= Input material =
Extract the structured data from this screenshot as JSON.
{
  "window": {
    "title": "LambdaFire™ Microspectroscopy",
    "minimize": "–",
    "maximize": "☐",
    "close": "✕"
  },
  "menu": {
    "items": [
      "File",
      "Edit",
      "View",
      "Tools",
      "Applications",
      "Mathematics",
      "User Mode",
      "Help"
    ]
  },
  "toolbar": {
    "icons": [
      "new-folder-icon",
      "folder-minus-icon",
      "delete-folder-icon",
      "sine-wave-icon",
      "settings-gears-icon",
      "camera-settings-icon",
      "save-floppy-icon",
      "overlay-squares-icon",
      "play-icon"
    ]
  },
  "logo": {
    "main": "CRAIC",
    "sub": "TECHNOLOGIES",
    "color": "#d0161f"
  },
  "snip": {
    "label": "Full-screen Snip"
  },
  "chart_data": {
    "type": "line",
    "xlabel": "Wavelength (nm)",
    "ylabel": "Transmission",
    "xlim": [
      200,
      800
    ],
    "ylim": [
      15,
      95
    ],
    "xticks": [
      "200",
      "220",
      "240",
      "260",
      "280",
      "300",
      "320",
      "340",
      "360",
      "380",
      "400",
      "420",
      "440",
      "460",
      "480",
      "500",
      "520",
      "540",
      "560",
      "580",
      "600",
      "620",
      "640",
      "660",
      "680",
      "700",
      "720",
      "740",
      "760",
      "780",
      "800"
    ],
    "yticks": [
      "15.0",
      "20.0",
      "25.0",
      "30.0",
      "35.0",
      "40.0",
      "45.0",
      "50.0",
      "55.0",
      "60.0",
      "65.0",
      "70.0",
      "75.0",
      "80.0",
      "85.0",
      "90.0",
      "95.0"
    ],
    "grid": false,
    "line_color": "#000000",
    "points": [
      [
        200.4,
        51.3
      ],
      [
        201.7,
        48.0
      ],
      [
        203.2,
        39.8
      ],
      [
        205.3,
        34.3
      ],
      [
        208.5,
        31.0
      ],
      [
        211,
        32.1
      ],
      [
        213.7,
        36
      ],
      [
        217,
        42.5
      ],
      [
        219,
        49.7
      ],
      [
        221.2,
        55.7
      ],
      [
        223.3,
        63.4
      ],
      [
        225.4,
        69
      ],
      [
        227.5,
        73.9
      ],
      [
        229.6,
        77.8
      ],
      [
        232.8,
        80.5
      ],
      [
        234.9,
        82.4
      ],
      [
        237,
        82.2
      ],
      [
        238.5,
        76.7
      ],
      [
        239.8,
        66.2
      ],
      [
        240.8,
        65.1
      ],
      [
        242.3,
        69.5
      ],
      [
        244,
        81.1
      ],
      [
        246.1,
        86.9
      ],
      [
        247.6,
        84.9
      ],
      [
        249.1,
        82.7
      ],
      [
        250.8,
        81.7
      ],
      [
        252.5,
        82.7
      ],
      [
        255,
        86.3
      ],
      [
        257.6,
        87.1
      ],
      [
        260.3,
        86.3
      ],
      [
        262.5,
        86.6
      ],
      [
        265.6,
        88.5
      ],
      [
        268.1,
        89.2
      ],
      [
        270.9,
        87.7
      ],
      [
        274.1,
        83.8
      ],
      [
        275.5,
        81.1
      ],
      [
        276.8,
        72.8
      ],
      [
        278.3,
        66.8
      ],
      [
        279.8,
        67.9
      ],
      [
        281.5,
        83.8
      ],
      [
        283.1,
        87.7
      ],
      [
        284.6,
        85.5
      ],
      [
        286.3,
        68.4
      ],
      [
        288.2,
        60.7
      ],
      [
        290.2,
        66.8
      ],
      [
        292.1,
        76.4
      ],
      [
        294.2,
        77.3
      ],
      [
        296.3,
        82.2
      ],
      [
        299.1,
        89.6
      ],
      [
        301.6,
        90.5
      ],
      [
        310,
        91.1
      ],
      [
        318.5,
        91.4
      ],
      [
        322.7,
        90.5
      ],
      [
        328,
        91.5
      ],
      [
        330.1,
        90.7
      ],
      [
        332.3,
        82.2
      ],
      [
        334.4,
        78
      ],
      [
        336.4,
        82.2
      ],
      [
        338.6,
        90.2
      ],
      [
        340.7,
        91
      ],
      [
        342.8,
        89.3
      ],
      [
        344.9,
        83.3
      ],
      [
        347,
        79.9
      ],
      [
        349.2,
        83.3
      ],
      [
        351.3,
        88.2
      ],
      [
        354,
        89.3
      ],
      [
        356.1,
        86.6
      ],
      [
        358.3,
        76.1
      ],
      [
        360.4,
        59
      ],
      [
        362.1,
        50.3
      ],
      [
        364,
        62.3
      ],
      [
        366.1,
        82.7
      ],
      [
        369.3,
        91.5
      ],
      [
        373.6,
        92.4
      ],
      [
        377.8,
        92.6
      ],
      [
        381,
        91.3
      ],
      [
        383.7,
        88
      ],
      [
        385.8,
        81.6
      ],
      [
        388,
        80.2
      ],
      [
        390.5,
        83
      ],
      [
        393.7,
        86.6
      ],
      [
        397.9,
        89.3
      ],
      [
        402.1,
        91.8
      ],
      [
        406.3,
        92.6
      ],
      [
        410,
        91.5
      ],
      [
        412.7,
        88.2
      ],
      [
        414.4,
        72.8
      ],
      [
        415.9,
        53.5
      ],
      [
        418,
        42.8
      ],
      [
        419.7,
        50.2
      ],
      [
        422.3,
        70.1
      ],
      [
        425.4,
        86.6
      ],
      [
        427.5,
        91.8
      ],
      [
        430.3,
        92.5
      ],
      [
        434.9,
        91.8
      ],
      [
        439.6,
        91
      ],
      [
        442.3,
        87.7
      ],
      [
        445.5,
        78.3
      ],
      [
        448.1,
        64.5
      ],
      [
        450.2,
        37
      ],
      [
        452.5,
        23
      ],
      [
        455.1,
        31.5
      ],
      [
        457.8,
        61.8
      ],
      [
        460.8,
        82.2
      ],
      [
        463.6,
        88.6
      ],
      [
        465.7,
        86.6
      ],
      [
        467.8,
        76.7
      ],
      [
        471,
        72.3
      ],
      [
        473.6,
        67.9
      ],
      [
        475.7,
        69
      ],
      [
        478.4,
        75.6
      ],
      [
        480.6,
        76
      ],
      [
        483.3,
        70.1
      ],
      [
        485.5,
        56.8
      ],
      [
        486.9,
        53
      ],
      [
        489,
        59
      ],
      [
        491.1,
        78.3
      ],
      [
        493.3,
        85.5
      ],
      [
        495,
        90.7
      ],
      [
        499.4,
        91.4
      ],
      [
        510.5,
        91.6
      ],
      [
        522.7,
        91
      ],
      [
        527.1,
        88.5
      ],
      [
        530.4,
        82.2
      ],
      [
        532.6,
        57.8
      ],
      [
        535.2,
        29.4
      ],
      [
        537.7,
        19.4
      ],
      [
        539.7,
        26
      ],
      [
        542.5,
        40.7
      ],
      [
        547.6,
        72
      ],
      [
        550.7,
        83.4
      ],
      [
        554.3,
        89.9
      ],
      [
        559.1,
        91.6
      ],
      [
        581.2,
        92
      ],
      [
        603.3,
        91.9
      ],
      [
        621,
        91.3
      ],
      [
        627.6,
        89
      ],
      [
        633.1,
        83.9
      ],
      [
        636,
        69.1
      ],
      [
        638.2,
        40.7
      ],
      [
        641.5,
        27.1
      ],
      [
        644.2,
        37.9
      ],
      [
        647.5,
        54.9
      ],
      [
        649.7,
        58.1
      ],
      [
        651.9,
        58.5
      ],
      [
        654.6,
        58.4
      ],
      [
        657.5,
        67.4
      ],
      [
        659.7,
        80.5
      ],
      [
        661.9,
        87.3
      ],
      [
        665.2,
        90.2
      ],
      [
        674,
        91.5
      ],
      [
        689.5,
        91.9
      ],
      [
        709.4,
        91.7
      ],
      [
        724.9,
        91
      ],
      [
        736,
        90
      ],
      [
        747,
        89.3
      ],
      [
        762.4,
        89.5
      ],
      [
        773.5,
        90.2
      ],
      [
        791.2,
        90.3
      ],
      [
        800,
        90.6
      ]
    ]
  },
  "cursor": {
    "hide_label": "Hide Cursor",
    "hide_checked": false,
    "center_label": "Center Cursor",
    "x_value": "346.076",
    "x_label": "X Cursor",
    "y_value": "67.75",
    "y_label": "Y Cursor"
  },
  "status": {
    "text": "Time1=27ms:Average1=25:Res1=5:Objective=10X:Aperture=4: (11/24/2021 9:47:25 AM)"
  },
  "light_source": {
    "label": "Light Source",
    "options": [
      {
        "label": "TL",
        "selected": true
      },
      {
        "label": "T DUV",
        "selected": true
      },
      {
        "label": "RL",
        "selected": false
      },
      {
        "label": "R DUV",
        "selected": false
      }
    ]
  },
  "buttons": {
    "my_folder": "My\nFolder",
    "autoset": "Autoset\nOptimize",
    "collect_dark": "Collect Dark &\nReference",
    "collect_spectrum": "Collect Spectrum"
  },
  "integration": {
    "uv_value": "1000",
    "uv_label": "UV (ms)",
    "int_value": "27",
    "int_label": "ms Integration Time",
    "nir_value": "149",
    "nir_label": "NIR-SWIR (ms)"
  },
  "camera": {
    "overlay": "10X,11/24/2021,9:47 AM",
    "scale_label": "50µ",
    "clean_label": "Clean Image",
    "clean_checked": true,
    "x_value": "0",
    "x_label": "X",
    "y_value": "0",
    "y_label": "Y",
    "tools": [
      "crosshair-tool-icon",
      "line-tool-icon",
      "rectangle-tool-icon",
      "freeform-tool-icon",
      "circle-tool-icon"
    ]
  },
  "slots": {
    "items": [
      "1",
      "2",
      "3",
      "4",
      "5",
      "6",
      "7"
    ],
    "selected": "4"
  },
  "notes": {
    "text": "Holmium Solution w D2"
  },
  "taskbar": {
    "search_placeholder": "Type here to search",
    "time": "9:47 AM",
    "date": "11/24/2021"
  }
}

= Your instructions =
From the data, pick out every line that includes "text".

= Solution to this task =
    "text": "Time1=27ms:Average1=25:Res1=5:Objective=10X:Aperture=4: (11/24/2021 9:47:25 AM)"
    "text": "Holmium Solution w D2"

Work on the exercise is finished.